§ **Stated exercise**:
Your task is to copy every line of the records below that contains "Wall".

§ **Data shown**:
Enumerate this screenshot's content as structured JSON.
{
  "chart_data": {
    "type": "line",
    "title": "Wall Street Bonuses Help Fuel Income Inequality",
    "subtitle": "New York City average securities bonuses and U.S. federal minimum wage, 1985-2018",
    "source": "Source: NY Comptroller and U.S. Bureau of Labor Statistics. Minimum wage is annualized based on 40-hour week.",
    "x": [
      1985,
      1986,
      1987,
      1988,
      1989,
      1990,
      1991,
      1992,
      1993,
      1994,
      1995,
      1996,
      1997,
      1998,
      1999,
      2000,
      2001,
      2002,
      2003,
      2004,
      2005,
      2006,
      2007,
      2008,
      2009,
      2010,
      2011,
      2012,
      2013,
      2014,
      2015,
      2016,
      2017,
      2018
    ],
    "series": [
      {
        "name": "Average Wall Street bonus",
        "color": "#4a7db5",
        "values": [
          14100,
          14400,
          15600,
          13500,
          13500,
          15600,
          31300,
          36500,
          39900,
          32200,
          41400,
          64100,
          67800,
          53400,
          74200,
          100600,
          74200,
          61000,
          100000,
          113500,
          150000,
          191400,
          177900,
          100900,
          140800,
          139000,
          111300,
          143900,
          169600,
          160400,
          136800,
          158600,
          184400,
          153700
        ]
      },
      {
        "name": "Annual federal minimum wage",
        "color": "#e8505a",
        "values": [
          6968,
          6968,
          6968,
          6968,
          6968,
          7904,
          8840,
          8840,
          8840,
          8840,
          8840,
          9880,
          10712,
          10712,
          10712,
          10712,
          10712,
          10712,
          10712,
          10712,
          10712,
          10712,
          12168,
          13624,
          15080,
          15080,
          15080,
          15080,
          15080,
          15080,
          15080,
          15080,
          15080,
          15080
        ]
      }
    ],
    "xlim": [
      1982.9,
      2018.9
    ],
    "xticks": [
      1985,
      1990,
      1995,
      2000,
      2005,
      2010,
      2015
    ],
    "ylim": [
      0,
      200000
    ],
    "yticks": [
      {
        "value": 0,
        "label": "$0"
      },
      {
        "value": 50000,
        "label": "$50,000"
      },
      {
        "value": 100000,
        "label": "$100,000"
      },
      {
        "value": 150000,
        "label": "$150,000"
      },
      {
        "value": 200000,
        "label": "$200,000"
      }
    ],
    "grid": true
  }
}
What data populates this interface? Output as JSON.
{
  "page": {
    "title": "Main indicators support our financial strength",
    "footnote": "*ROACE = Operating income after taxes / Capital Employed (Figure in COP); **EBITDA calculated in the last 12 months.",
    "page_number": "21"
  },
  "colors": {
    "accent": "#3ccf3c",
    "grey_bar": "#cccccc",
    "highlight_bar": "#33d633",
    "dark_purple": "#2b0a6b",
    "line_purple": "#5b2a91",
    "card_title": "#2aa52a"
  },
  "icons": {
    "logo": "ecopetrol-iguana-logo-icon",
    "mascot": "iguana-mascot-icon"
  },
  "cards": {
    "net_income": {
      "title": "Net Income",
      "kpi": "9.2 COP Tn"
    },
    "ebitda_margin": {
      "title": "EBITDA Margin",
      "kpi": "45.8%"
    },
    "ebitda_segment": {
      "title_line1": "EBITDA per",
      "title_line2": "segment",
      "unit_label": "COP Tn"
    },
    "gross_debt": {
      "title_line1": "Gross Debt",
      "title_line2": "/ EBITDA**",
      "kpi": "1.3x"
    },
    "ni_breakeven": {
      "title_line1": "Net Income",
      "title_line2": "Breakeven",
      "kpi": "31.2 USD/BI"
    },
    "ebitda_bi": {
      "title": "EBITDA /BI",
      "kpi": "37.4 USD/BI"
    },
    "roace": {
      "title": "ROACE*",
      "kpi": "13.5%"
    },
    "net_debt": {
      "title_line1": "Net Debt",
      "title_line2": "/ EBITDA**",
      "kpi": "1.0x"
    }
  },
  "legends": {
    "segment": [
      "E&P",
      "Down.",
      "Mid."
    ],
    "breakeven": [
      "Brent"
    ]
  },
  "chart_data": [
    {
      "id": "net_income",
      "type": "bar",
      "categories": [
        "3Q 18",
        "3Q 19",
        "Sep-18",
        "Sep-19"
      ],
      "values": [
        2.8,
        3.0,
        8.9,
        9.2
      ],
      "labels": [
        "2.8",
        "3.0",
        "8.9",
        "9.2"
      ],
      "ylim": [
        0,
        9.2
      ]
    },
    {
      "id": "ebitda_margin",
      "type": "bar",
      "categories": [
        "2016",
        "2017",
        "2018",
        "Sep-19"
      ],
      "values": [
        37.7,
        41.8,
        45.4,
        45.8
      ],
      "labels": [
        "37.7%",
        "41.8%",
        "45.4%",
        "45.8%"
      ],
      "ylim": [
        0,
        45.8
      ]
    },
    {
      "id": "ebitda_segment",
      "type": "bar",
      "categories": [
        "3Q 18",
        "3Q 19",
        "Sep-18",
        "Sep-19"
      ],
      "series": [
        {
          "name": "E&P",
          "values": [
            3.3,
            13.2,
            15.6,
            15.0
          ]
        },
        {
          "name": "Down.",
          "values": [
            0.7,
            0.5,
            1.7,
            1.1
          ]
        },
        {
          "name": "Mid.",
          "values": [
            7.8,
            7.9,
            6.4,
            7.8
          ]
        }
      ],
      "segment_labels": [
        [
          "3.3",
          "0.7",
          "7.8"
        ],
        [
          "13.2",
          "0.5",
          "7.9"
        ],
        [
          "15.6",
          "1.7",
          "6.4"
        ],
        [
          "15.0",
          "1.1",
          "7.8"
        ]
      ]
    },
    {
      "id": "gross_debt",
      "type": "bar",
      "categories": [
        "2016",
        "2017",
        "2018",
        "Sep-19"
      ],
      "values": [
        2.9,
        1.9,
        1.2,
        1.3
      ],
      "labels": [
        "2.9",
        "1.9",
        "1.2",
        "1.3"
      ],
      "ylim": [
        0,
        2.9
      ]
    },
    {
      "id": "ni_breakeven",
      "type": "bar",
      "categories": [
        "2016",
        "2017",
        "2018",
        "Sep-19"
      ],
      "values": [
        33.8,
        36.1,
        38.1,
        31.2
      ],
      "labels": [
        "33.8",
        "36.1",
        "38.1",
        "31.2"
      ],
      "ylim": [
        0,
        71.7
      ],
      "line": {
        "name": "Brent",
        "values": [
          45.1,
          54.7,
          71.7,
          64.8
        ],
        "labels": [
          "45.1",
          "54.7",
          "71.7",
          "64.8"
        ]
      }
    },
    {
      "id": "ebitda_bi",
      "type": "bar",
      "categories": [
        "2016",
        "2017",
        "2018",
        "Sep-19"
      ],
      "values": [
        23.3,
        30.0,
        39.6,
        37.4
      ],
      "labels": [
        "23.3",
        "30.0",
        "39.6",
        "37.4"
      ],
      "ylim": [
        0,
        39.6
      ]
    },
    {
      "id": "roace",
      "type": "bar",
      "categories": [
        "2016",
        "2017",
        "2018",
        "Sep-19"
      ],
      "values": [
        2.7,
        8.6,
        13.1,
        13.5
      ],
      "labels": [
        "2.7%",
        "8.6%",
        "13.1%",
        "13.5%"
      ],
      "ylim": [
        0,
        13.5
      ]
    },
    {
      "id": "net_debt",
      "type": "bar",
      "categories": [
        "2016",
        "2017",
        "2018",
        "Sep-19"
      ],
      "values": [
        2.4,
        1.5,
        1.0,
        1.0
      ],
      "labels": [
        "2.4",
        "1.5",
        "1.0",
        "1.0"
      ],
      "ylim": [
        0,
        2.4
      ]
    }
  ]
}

§ **Solution below**:
    "title": "Wall Street Bonuses Help Fuel Income Inequality",
        "name": "Average Wall Street bonus",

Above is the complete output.